Given request a:
Output the lines of the records as a JSON list of strings, one string per line with blank lines omitted, beginning at the line that contains "share-icon — [638, 771, 672, 805]" and ending after the line that contains "location-link[interactable]: Crna Gora".

Text provided:
As a new data engineer at Pewlett Hackard, a research project on employees of the corporation from 1980s and 1990s was assigned. There are 2 parts of this project; data engineering and data analysis. The process contains designing the tables to hold data in the CSVs, importing the CSVs into a SQL database, and answering questions about the data.
Many-to-one relationship
- emp_no in employees table and emp_no in dept_emp tables
- emp_no in employees table and emp_no in dept_manager tables
- title_id in titles table and emp_title_id in employees table
- dept_no in departments table and dept_no in dept_emp tables.
- dept_no in departments table and dept_no in dept_manager tables
One-to-one relationship
- emp_no in employees table and emp_no in salaries table
-
Create
employee_dbdatabase in PostgreSQL -
Import schema into database created
-
Import csv files to tables created as the following order:
Including a query excecuted in order to answer each question.
-
List the following details of each employee: employee number, last name, first name, sex, and salary. (Query-1)
SELECT e.emp_no, e.last_name, e.first_name, e.sex, s.salary FROM employees AS e LEFT JOIN salaries AS s ON e.emp_no = s.emp_no;
-
List first name, last name, and hire date for employees who were hired in 1986. (Query-2)
SELECT first_name, last_name, hire_date FROM employees WHERE hire_date BETWEEN '1986-01-01' AND '1986-12-31';
-
List the manager of each department with the following information: department number, department name, the manager's employee number, last name, first name. (Query-3)
SELECT dm.dept_no, d.dept_name, dm.emp_no, e.last_name, e.first_name FROM dept_manager AS dm JOIN departments AS d ON dm.dept_no = d.dept_no JOIN employees AS e ON dm.emp_no = e.emp_no;
-
List the department of each employee with the following information: employee number, last name, first name, and department name. (Query-4)

Data listing
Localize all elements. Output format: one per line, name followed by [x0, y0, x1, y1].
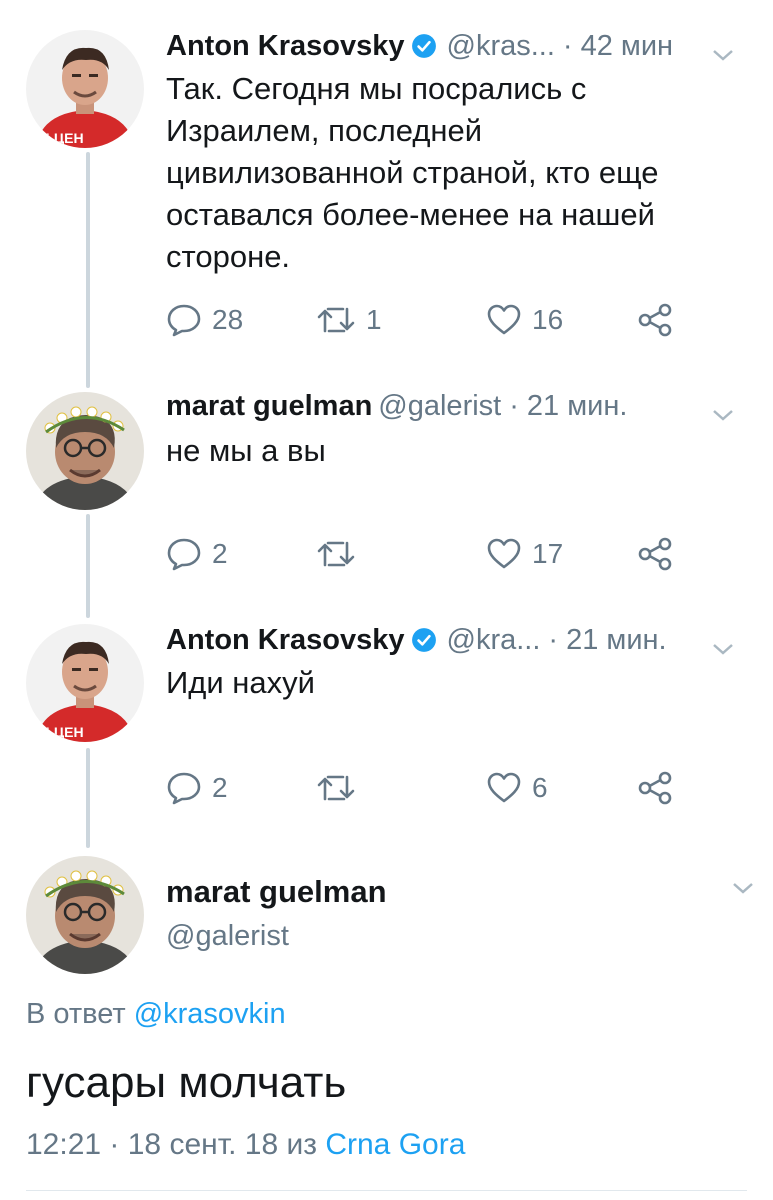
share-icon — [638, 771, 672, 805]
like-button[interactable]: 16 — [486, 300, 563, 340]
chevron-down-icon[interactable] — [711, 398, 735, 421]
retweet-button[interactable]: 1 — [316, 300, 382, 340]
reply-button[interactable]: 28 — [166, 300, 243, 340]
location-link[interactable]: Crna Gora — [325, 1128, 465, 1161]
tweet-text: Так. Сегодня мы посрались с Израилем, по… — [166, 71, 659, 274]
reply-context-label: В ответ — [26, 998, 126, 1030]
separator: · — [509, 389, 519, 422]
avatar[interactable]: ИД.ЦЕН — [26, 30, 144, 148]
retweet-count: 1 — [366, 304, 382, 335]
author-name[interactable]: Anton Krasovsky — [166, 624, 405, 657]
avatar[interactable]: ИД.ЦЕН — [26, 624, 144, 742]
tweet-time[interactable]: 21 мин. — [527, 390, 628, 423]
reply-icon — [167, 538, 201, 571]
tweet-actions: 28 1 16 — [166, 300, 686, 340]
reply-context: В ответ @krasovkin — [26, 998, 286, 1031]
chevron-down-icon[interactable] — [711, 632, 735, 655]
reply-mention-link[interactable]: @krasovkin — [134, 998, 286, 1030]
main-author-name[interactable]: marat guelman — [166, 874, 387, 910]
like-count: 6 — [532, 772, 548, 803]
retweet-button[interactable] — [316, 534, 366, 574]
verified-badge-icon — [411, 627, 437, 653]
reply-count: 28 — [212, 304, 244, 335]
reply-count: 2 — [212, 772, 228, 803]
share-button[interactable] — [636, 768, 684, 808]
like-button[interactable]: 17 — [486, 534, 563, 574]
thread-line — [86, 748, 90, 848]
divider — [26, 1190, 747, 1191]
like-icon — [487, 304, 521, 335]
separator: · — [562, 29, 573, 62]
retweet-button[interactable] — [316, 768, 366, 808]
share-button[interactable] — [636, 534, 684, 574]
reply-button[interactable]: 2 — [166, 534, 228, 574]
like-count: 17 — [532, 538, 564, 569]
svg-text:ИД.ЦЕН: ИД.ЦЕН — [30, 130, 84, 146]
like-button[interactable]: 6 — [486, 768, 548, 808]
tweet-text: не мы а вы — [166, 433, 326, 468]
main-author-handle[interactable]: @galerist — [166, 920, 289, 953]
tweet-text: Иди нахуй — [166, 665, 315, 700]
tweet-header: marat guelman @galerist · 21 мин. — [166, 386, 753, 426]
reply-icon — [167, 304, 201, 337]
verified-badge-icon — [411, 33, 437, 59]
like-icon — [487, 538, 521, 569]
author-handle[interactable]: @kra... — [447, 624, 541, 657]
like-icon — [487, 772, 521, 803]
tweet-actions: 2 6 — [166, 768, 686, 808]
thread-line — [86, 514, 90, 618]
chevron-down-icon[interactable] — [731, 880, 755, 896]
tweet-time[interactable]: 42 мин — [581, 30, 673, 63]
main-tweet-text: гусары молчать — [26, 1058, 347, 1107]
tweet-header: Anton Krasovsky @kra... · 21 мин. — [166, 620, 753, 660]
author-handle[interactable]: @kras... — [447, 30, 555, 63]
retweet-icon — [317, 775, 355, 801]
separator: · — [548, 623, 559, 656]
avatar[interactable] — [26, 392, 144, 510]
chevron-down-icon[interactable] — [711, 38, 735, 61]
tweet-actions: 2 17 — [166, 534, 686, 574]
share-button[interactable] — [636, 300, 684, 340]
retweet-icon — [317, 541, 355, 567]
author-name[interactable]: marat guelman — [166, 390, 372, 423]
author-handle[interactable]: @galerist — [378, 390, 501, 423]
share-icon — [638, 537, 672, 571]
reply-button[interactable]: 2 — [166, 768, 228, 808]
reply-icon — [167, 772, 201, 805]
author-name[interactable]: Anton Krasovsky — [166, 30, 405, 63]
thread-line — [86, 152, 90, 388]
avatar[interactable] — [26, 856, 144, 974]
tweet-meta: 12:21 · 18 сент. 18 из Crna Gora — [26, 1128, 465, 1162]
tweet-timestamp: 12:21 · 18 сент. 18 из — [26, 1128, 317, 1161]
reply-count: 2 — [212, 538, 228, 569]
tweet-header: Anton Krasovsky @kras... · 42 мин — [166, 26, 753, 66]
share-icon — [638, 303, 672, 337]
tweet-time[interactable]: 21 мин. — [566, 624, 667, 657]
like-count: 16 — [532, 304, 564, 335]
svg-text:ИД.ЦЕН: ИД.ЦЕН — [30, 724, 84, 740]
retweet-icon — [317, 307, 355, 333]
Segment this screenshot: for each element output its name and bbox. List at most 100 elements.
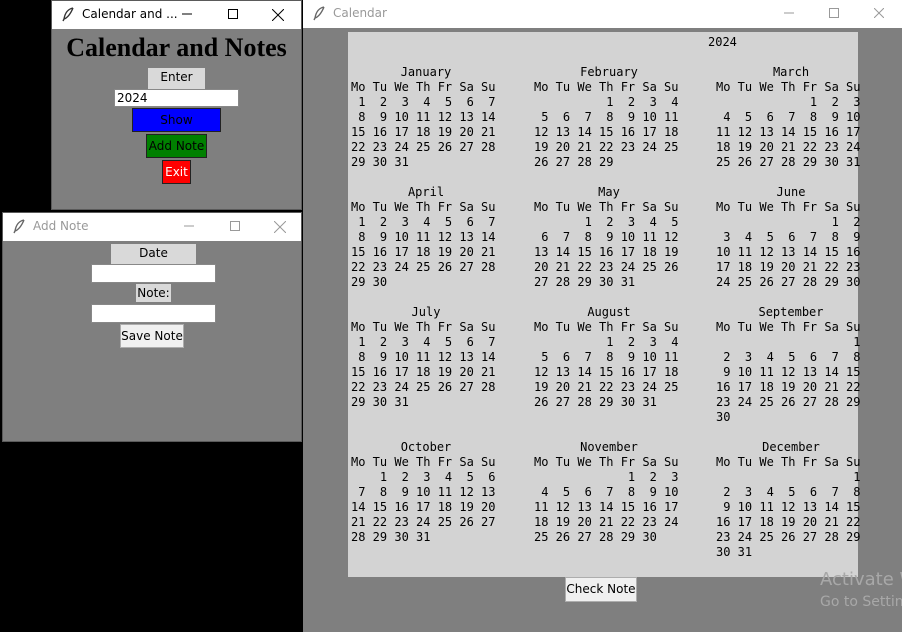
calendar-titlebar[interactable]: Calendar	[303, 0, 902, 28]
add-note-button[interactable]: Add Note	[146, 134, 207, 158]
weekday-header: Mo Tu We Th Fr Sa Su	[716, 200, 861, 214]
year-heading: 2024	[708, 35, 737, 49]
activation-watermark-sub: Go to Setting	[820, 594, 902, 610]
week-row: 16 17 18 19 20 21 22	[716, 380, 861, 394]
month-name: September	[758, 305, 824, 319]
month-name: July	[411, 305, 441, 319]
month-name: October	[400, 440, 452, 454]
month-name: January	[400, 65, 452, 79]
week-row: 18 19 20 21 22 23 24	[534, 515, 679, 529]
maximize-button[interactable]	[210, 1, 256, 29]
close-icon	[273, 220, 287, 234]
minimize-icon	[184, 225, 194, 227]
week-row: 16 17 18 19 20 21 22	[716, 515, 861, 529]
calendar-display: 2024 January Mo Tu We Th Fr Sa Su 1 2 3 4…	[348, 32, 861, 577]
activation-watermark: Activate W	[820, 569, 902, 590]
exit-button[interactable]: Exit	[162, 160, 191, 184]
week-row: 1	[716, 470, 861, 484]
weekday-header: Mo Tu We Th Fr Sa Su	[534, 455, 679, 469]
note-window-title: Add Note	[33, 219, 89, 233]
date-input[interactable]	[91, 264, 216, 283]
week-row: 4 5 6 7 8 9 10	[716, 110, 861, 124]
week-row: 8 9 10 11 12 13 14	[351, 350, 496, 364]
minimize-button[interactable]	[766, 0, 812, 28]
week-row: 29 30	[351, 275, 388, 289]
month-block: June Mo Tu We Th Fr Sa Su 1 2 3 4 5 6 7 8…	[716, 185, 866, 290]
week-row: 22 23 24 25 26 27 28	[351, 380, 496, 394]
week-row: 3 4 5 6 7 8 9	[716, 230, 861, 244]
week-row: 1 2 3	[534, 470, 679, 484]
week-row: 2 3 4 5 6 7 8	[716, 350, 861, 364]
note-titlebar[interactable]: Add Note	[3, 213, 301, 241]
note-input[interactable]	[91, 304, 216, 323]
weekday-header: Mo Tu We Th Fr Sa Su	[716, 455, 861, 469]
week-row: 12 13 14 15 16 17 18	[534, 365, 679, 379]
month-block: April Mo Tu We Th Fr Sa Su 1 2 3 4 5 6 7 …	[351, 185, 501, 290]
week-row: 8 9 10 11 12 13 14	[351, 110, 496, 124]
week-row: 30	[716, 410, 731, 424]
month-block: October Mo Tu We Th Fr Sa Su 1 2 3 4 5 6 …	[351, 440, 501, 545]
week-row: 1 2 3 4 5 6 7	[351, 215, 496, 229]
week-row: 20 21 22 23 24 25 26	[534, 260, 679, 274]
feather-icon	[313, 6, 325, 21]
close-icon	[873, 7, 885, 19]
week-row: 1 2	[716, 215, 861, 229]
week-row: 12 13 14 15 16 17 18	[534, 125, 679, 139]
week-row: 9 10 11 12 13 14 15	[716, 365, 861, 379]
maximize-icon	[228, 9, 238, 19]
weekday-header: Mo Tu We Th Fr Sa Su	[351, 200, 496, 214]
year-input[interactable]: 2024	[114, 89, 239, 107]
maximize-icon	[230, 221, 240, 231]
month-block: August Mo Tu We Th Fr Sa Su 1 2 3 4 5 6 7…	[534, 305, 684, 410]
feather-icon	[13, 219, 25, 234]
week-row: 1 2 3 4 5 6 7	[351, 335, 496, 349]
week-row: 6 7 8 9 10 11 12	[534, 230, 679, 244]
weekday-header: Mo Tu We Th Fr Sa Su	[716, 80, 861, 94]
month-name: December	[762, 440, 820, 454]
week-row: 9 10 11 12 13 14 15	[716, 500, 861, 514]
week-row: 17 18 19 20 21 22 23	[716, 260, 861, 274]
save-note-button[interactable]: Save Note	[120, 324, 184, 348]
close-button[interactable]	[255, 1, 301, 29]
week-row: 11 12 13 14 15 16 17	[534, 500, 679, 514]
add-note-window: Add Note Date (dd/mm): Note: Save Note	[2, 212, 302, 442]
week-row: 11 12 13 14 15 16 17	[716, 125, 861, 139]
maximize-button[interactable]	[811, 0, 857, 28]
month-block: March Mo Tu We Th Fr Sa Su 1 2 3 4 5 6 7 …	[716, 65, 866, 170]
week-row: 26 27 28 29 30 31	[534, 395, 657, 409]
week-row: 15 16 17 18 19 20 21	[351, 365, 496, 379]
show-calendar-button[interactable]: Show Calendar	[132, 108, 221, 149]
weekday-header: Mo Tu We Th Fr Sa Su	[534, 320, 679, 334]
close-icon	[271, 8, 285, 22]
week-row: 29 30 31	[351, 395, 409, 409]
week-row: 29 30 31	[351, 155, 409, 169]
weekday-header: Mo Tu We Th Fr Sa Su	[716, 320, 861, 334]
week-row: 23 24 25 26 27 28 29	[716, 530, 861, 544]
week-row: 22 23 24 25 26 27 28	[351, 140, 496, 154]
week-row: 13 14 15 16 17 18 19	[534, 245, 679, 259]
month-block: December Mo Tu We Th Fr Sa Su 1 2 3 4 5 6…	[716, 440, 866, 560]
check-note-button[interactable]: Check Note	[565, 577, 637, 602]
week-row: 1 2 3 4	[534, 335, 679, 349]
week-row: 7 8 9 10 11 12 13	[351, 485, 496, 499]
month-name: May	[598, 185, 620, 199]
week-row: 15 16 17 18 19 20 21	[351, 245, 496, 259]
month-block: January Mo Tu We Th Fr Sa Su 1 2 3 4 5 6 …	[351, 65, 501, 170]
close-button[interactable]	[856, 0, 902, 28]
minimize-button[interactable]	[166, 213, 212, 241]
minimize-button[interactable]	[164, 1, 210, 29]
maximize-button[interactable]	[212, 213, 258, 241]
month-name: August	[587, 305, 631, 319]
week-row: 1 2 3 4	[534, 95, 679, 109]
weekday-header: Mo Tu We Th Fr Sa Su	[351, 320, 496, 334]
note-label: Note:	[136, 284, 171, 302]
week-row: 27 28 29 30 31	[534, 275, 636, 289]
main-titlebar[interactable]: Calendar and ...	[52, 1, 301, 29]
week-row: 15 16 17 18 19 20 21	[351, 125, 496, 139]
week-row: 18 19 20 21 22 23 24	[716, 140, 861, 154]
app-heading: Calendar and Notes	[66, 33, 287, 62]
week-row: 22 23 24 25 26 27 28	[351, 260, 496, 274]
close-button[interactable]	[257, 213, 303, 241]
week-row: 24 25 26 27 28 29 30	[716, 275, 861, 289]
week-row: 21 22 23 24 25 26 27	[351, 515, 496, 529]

Given request b:
From the text on the Pewlett Hackard employee database project, copy word for word the passage that begins at "SELECT e.emp_no, e.last_name, e.first_name, e.sex, s.salary" and ends after "in 1986. (Query-2)".

Correct response a:
[
  "share-icon — [638, 771, 672, 805]",
  "like-button[interactable]: 16 — [486, 300, 563, 340]",
  "chevron-down-icon[interactable] — [711, 398, 735, 421]",
  "retweet-button[interactable]: 1 — [316, 300, 382, 340]",
  "reply-button[interactable]: 28 — [166, 300, 243, 340]",
  "location-link[interactable]: Crna Gora — [325, 1128, 465, 1161]"
]

Correct response b:
SELECT e.emp_no, e.last_name, e.first_name, e.sex, s.salary FROM employees AS e LEFT JOIN salaries AS s ON e.emp_no = s.emp_no;
-
List first name, last name, and hire date for employees who were hired in 1986. (Query-2)